## Selected extract

++++++

Terre Thaemlitz, Love Bomb/Ai No Bakudan
Robert Schubert
Love is … a redundant construction of pacifying hysteria, a mandatory insult to appease our senses. Its persuasive image of universality is its greatest act of culturally invasive violence. A perverse mirror of the cut.
DJ Sprinkles is something of an anomaly in house music. She is an American born trans music producer living in Japan for the last 20-odd years, has produced one of the most celebrated deep house records (Midtown 120 Blues, 2008) and continues to release house music while staying exceptionally close to what she knows best. Deep house music, which for her is specifically located between New Jersey, the East Village and 10th Street, New York between the years 1986-1992.
As Terre Thaemlitz (although the two appear to be interchangeable as are pronouns him and her, and he and she), she writes about music, technology and non-identity politics collected in Nuisance – Writing on Identity Jamming & Digital Audio Production (Nuisance). She is well versed in and critical of the theoretical possibilities of post-structuralism and identifies more as a cultural worker than a visual artist, even when producing Soulessness for Documenta 14 in 2017. Her distain for art schools should also not go unnoticed.
Thaemlitz was in-house for a screening of her sound/video work Love Bomb (2004) with other videos, collages and graphics at Substation, located in Melbourne’s distant Western suburbs, as part of the Asia-Pacific Triennial of Performing Arts. Love Bomb hasn’t had an airing in Australia since it first screened in Brisbane in 2004, and the work has its beginnings in Thaemlitz’s music production. It is taken from an album she released in 2003 on the Mille Plateau label with the collage of found images completing the work a year later. As with most things Sprinkles/Thaemlitz, the sound track is made of processed electro-acoustic samples and voice and the images looted from the internet or an archive of images Thaemlitz finds, in one instance we know of in the work, literally on the street.
The work is structured around 14 chapters but there is scope here only to discuss a few, although you can find the text sans images here. The first sequence of pictures are screenshots of the website Chicks with Dicks and is deliberately in your face. This should not be unexpected given Thaemlitz’s sometimes playful and irreverent questioning of gender binaries, although here it is less that than an unambiguous statement about embodied trans-gendered corporeality. This chapter also set the aesthetic challenge for what follows. Part of the work’s audacity is that it moves along an anti-aesthetic trajectory that involves deliberately obscured images, cut at times at a frantic pace, all the while keeping pace with the copious texts, which primarily work to partially obstruct the visual imperative to look. Using text in this way is a structural refrain Thaemlitz relies throughout the work (and other video works on show), and like word-based works by similar artists, text and the syntax of image-making is used as a distancing technique to assert the discursiveness of looking.

++++++

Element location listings
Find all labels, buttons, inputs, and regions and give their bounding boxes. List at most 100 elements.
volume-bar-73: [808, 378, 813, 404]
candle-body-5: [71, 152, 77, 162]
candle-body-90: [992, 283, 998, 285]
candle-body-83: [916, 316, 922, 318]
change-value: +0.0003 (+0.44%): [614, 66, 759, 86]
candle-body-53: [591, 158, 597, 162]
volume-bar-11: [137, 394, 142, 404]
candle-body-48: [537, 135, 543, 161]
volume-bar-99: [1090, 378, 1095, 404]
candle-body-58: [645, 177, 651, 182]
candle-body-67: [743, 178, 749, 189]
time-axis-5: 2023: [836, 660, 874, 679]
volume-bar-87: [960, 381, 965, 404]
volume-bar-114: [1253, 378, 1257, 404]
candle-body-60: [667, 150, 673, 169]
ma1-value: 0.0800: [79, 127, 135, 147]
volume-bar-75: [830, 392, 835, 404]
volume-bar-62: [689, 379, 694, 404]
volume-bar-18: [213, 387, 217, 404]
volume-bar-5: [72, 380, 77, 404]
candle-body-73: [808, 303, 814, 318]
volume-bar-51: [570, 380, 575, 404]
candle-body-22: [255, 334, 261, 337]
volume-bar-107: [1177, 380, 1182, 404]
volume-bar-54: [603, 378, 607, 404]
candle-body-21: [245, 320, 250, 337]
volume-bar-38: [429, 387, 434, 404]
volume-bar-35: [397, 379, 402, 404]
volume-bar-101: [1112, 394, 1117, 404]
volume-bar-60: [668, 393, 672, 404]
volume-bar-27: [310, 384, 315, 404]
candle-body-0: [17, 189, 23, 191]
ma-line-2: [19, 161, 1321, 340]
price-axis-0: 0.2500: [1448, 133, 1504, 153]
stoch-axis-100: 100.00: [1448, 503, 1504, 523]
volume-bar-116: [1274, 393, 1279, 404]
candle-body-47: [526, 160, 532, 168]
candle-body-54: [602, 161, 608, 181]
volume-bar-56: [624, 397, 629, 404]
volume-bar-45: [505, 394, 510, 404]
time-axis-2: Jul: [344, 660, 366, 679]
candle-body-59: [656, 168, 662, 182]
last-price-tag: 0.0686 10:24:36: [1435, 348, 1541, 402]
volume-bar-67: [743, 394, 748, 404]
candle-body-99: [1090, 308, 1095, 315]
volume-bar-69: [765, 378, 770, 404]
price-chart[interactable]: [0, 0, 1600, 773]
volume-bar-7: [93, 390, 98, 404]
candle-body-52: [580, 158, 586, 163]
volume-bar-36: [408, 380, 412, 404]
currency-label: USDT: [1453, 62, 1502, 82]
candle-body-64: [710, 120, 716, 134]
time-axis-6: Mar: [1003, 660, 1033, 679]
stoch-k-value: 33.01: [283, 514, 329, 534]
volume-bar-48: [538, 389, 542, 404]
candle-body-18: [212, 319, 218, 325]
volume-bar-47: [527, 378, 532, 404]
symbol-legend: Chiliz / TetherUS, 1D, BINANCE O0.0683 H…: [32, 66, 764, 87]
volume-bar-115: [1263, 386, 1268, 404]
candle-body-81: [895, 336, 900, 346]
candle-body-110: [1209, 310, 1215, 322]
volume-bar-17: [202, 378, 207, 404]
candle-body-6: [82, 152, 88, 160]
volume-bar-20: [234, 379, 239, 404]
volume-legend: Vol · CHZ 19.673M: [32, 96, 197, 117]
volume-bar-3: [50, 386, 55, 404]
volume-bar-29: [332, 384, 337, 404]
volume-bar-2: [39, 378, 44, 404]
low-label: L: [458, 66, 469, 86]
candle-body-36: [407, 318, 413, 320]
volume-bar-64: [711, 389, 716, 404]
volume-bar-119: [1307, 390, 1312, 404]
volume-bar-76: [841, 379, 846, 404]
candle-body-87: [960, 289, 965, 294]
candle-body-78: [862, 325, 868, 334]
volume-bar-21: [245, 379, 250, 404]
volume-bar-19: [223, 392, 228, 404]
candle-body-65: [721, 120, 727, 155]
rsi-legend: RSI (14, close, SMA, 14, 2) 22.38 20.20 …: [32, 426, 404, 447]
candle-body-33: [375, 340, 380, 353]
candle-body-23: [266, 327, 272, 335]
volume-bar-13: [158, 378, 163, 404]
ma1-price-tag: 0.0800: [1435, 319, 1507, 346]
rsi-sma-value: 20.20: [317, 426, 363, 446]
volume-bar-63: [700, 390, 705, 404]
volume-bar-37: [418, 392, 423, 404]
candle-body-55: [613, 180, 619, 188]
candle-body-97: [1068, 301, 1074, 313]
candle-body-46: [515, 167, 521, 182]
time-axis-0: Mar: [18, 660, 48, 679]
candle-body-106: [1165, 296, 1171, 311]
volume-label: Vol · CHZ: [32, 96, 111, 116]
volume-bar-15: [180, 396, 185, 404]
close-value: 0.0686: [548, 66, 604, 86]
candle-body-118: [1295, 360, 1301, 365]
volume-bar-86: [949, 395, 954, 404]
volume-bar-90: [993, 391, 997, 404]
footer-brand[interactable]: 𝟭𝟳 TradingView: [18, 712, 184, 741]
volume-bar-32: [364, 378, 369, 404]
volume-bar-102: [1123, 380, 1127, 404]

++++++

## What is asked
1/ List every distinct year given in the review of Love Bomb, from earliest to latest.
2/ Reproduce the review of Love Bomb starting at the words "As Terre Thaemlitz" and ending after "not go unnoticed.".
Draw only on the review of Love Bomb.

## Written responses
1/ 1986, 1992, 2003, 2004, 2008, 2017

2/
As Terre Thaemlitz (although the two appear to be interchangeable as are pronouns him and her, and he and she), she writes about music, technology and non-identity politics collected in Nuisance – Writing on Identity Jamming & Digital Audio Production (Nuisance). She is well versed in and critical of the theoretical possibilities of post-structuralism and identifies more as a cultural worker than a visual artist, even when producing Soulessness for Documenta 14 in 2017. Her distain for art schools should also not go unnoticed.